## OBJECTIVE
The entries are to be returned exactly, with images left out.

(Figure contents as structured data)
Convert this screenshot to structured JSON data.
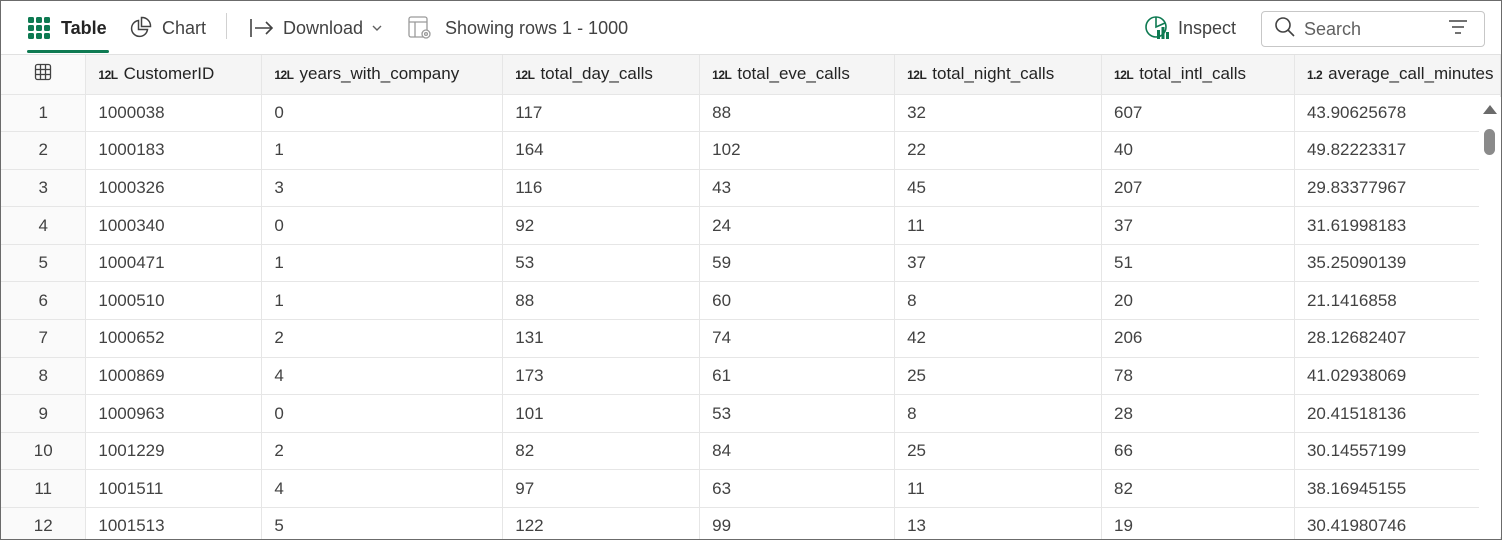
{
  "toolbar": {
    "table_label": "Table",
    "chart_label": "Chart",
    "download_label": "Download",
    "rows_label": "Showing rows 1 - 1000",
    "inspect_label": "Inspect",
    "search_placeholder": "Search"
  },
  "columns": [
    {
      "type": "12L",
      "name": "CustomerID"
    },
    {
      "type": "12L",
      "name": "years_with_company"
    },
    {
      "type": "12L",
      "name": "total_day_calls"
    },
    {
      "type": "12L",
      "name": "total_eve_calls"
    },
    {
      "type": "12L",
      "name": "total_night_calls"
    },
    {
      "type": "12L",
      "name": "total_intl_calls"
    },
    {
      "type": "1.2",
      "name": "average_call_minutes"
    }
  ],
  "rows": [
    [
      "1",
      "1000038",
      "0",
      "117",
      "88",
      "32",
      "607",
      "43.90625678"
    ],
    [
      "2",
      "1000183",
      "1",
      "164",
      "102",
      "22",
      "40",
      "49.82223317"
    ],
    [
      "3",
      "1000326",
      "3",
      "116",
      "43",
      "45",
      "207",
      "29.83377967"
    ],
    [
      "4",
      "1000340",
      "0",
      "92",
      "24",
      "11",
      "37",
      "31.61998183"
    ],
    [
      "5",
      "1000471",
      "1",
      "53",
      "59",
      "37",
      "51",
      "35.25090139"
    ],
    [
      "6",
      "1000510",
      "1",
      "88",
      "60",
      "8",
      "20",
      "21.1416858"
    ],
    [
      "7",
      "1000652",
      "2",
      "131",
      "74",
      "42",
      "206",
      "28.12682407"
    ],
    [
      "8",
      "1000869",
      "4",
      "173",
      "61",
      "25",
      "78",
      "41.02938069"
    ],
    [
      "9",
      "1000963",
      "0",
      "101",
      "53",
      "8",
      "28",
      "20.41518136"
    ],
    [
      "10",
      "1001229",
      "2",
      "82",
      "84",
      "25",
      "66",
      "30.14557199"
    ],
    [
      "11",
      "1001511",
      "4",
      "97",
      "63",
      "11",
      "82",
      "38.16945155"
    ],
    [
      "12",
      "1001513",
      "5",
      "122",
      "99",
      "13",
      "19",
      "30.41980746"
    ]
  ],
  "colors": {
    "accent": "#0e7a52",
    "header_bg": "#f5f5f5",
    "border": "#e6e6e6"
  }
}
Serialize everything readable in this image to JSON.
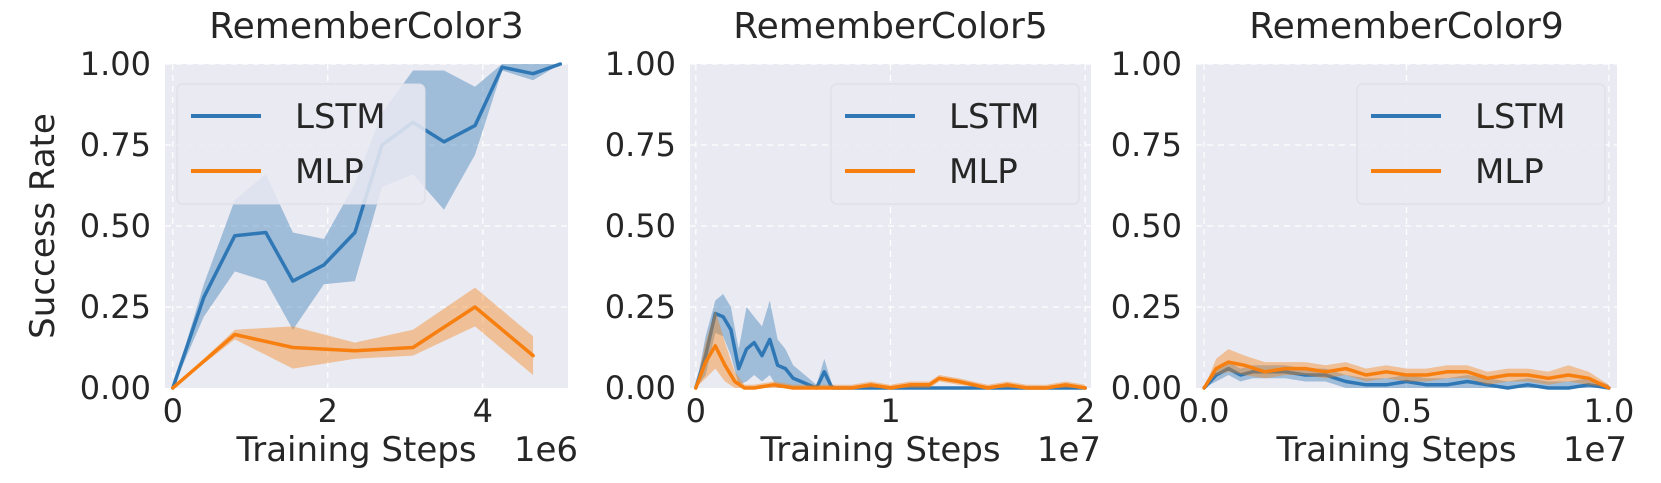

## SOLUTION TO THE EXERCISE
Convert this screenshot to structured JSON data.
{
  "toolbar": {
    "table_label": "Table",
    "chart_label": "Chart",
    "download_label": "Download",
    "rows_label": "Showing rows 1 - 1000",
    "inspect_label": "Inspect",
    "search_placeholder": "Search"
  },
  "columns": [
    {
      "type": "12L",
      "name": "CustomerID"
    },
    {
      "type": "12L",
      "name": "years_with_company"
    },
    {
      "type": "12L",
      "name": "total_day_calls"
    },
    {
      "type": "12L",
      "name": "total_eve_calls"
    },
    {
      "type": "12L",
      "name": "total_night_calls"
    },
    {
      "type": "12L",
      "name": "total_intl_calls"
    },
    {
      "type": "1.2",
      "name": "average_call_minutes"
    }
  ],
  "rows": [
    [
      "1",
      "1000038",
      "0",
      "117",
      "88",
      "32",
      "607",
      "43.90625678"
    ],
    [
      "2",
      "1000183",
      "1",
      "164",
      "102",
      "22",
      "40",
      "49.82223317"
    ],
    [
      "3",
      "1000326",
      "3",
      "116",
      "43",
      "45",
      "207",
      "29.83377967"
    ],
    [
      "4",
      "1000340",
      "0",
      "92",
      "24",
      "11",
      "37",
      "31.61998183"
    ],
    [
      "5",
      "1000471",
      "1",
      "53",
      "59",
      "37",
      "51",
      "35.25090139"
    ],
    [
      "6",
      "1000510",
      "1",
      "88",
      "60",
      "8",
      "20",
      "21.1416858"
    ],
    [
      "7",
      "1000652",
      "2",
      "131",
      "74",
      "42",
      "206",
      "28.12682407"
    ],
    [
      "8",
      "1000869",
      "4",
      "173",
      "61",
      "25",
      "78",
      "41.02938069"
    ],
    [
      "9",
      "1000963",
      "0",
      "101",
      "53",
      "8",
      "28",
      "20.41518136"
    ],
    [
      "10",
      "1001229",
      "2",
      "82",
      "84",
      "25",
      "66",
      "30.14557199"
    ],
    [
      "11",
      "1001511",
      "4",
      "97",
      "63",
      "11",
      "82",
      "38.16945155"
    ],
    [
      "12",
      "1001513",
      "5",
      "122",
      "99",
      "13",
      "19",
      "30.41980746"
    ]
  ],
  "colors": {
    "accent": "#0e7a52",
    "header_bg": "#f5f5f5",
    "border": "#e6e6e6"
  }
}
Serialize everything readable in this image to JSON.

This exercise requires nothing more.